- **DOCUMENT EXCERPT**
Back to Basics: A Demand Gen Checklist for Marketers
- Your demand gen initiatives are producing few leads or poor-quality leads.
- Your demand gen campaign started out with good results, but you are noticing a drop-off.
- Your audience uses many different resources to research, and you must consistently stay on top of where your audiences are and how to reach them.
One of the most significant hurdles marketers face is conveying their products or services in a way that is tailored to unique audiences, as demand gen aims to do. That’s why it’s important to periodically review your demand gen strategy to discover what’s working and what’s not, as well as how to more effectively reach your target audience. As the saying goes, you can’t keep doing the same thing over and over and expect different results.
Demand Gen Strategy Review
When you are ready to review and rework your demand gen strategy, make a point of involving both your organization’s sales and marketing teams at the highest levels. With marketing offering an arm’s length perspective and sales bringing a direct viewpoint of what’s working, this discussion can help reveal the pain points that trigger a response, as well as the specific keywords that are generating interest. You should also reach out to outside agencies –public relations or advertising – to find out what they are hearing from clients. They may be noticing something that isn’t crossing your radar.

- **THE EXERCISE**
In the demand gen checklist, which teams should be involved when reviewing and reworking a demand gen strategy?

- **DATA SHOWN**
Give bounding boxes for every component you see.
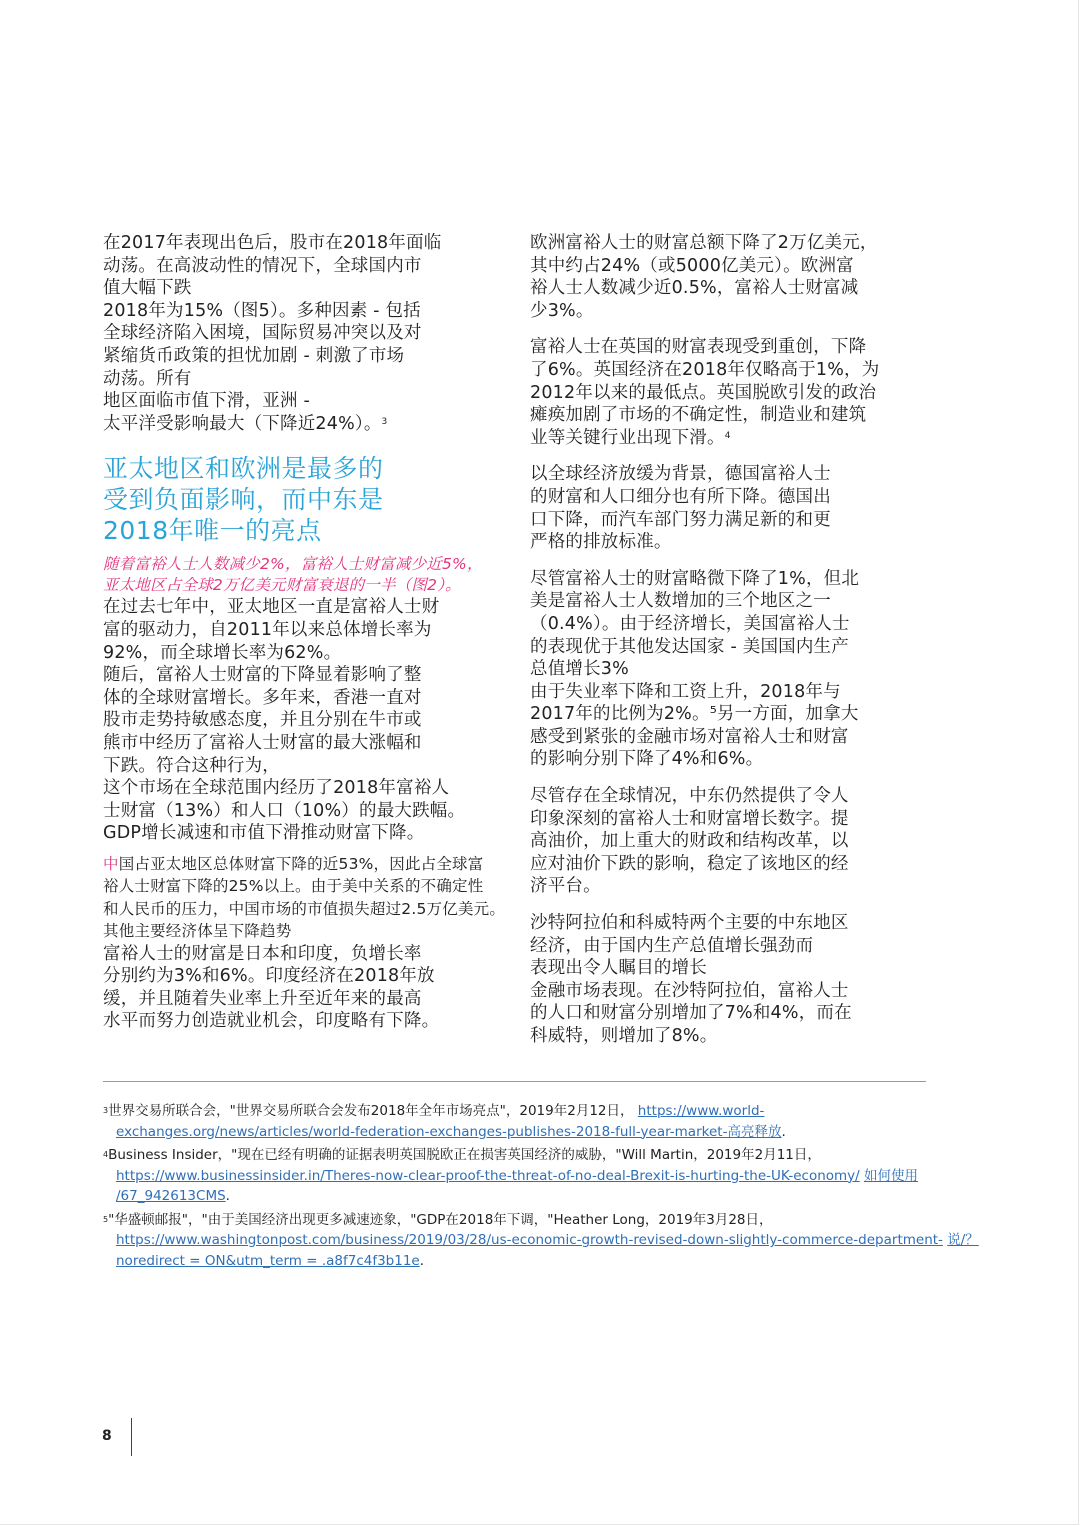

- **COMPLETE RESPONSE**
The organization's sales and marketing teams, at the highest levels.